• _Teks Bacaan_:
........

Catatan: Artikel ini merupakan opini pribadi penulis dan tidak mencerminkan pandangan Redaksi CNNIndonesia.com
Jakarta, CNN Indonesia -- Di tengah lesunya perekonomian dunia saat ini, kinerja ekspor Indonesia terus memburuk. Dalam sembilan bulan pertama tahun 2015 nilai ekspor Indonesia hanya mencapai US$115,07 milyar, turun 13,3 persen dari periode yang sama tahun 2014.
Ekspor yang turun membuat perusahaan-perusahaan yang beriorientasi ekspor menurunkan kegiatan produksi karena permintaan akan produk mereka juga turun. Akibatnya, sebagian perusahaan di sini sudah mulai mengurangi jam kerja karyawannya, bahkan ada yang sudah melakukan PHK. Mereka yang dirumahkan atau yang kena PHK sudah barang tentu akan berhati-hati dalam berbelanja, atau akan mengurangi belanja mereka.
Artinya, daya beli masyarakat terkena dampak negatif dari lesunya perekonomian dunia. Mengingat belanja rumah tangga memberi kontribusi yang amat signifikan terhadap perekonomian, tidaklah mengherankan bila ekonomi kita melambat secara signifikan dalam beberapa triwulan terakhir. Jadi, turunnya kinerja ekspor telah memberi dampak negatif terhadap perekonomian kita.

........

• _Materi Tersedia_:
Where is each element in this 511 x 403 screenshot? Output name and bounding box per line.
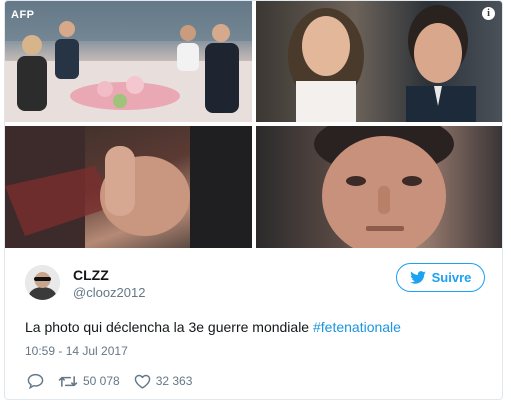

........

• _Soal A_:
Jawablah pertanyaan berikut berdasarkan teks bacaan tentang ekspor Indonesia:
(i) Berapa nilai ekspor Indonesia dalam sembilan bulan pertama tahun 2015?
(ii) Langkah apa yang sudah mulai diambil sebagian perusahaan akibat turunnya ekspor?
(iii) Komponen apa yang disebut memberi kontribusi amat signifikan terhadap perekonomian?
• _Soal B_:
Buatlah ringkasan teks bacaan tentang ekspor Indonesia dalam dua kalimat.

• _Jawaban Lengkap A_:
(i) US$115,07 milyar.
(ii) Mengurangi jam kerja karyawannya, bahkan ada yang sudah melakukan PHK.
(iii) Belanja rumah tangga.

• _Jawaban Lengkap B_:
Di tengah lesunya perekonomian dunia, nilai ekspor Indonesia dalam sembilan bulan pertama tahun 2015 turun 13,3 persen menjadi US$115,07 milyar. Akibatnya, perusahaan berorientasi ekspor mengurangi produksi, jam kerja, bahkan karyawan, sehingga belanja masyarakat menurun dan, karena belanja rumah tangga berkontribusi amat signifikan, ekonomi melambat secara signifikan.